───── Entries shown ─────

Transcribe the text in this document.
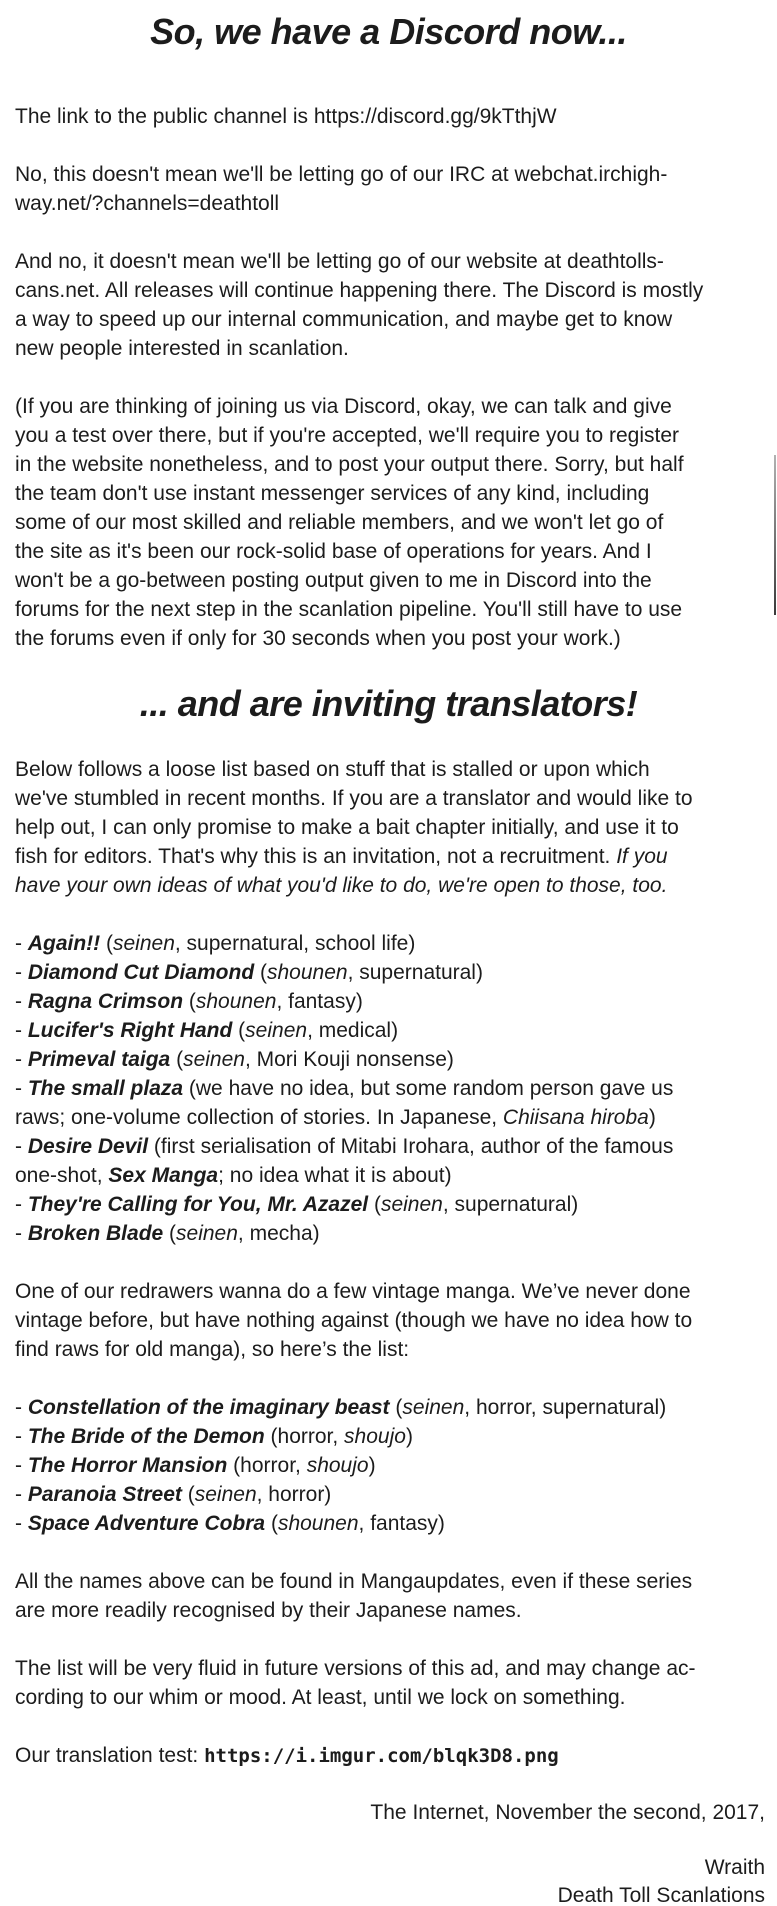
So, we have a Discord now...

The link to the public channel is https://discord.gg/9kTthjW

No, this doesn't mean we'll be letting go of our IRC at webchat.irchigh-
way.net/?channels=deathtoll

And no, it doesn't mean we'll be letting go of our website at deathtolls-
cans.net. All releases will continue happening there. The Discord is mostly
a way to speed up our internal communication, and maybe get to know
new people interested in scanlation.

(If you are thinking of joining us via Discord, okay, we can talk and give
you a test over there, but if you're accepted, we'll require you to register
in the website nonetheless, and to post your output there. Sorry, but half
the team don't use instant messenger services of any kind, including
some of our most skilled and reliable members, and we won't let go of
the site as it's been our rock-solid base of operations for years. And I
won't be a go-between posting output given to me in Discord into the
forums for the next step in the scanlation pipeline. You'll still have to use
the forums even if only for 30 seconds when you post your work.)

... and are inviting translators!

Below follows a loose list based on stuff that is stalled or upon which
we've stumbled in recent months. If you are a translator and would like to
help out, I can only promise to make a bait chapter initially, and use it to
fish for editors. That's why this is an invitation, not a recruitment. If you
have your own ideas of what you'd like to do, we're open to those, too.

- Again!! (seinen, supernatural, school life)
- Diamond Cut Diamond (shounen, supernatural)
- Ragna Crimson (shounen, fantasy)
- Lucifer's Right Hand (seinen, medical)
- Primeval taiga (seinen, Mori Kouji nonsense)
- The small plaza (we have no idea, but some random person gave us
raws; one-volume collection of stories. In Japanese, Chiisana hiroba)
- Desire Devil (first serialisation of Mitabi Irohara, author of the famous
one-shot, Sex Manga; no idea what it is about)
- They're Calling for You, Mr. Azazel (seinen, supernatural)
- Broken Blade (seinen, mecha)

One of our redrawers wanna do a few vintage manga. We’ve never done
vintage before, but have nothing against (though we have no idea how to
find raws for old manga), so here’s the list:

- Constellation of the imaginary beast (seinen, horror, supernatural)
- The Bride of the Demon (horror, shoujo)
- The Horror Mansion (horror, shoujo)
- Paranoia Street (seinen, horror)
- Space Adventure Cobra (shounen, fantasy)

All the names above can be found in Mangaupdates, even if these series
are more readily recognised by their Japanese names.

The list will be very fluid in future versions of this ad, and may change ac-
cording to our whim or mood. At least, until we lock on something.

Our translation test: https://i.imgur.com/blqk3D8.png

The Internet, November the second, 2017,

Wraith

Death Toll Scanlations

─────

▶ _Given instruction_: Copy every line from the records above that contains the word "seinen".

▶ _Task solution_:
- Again!! (seinen, supernatural, school life)
- Lucifer's Right Hand (seinen, medical)
- Primeval taiga (seinen, Mori Kouji nonsense)
- They're Calling for You, Mr. Azazel (seinen, supernatural)
- Broken Blade (seinen, mecha)
- Constellation of the imaginary beast (seinen, horror, supernatural)
- Paranoia Street (seinen, horror)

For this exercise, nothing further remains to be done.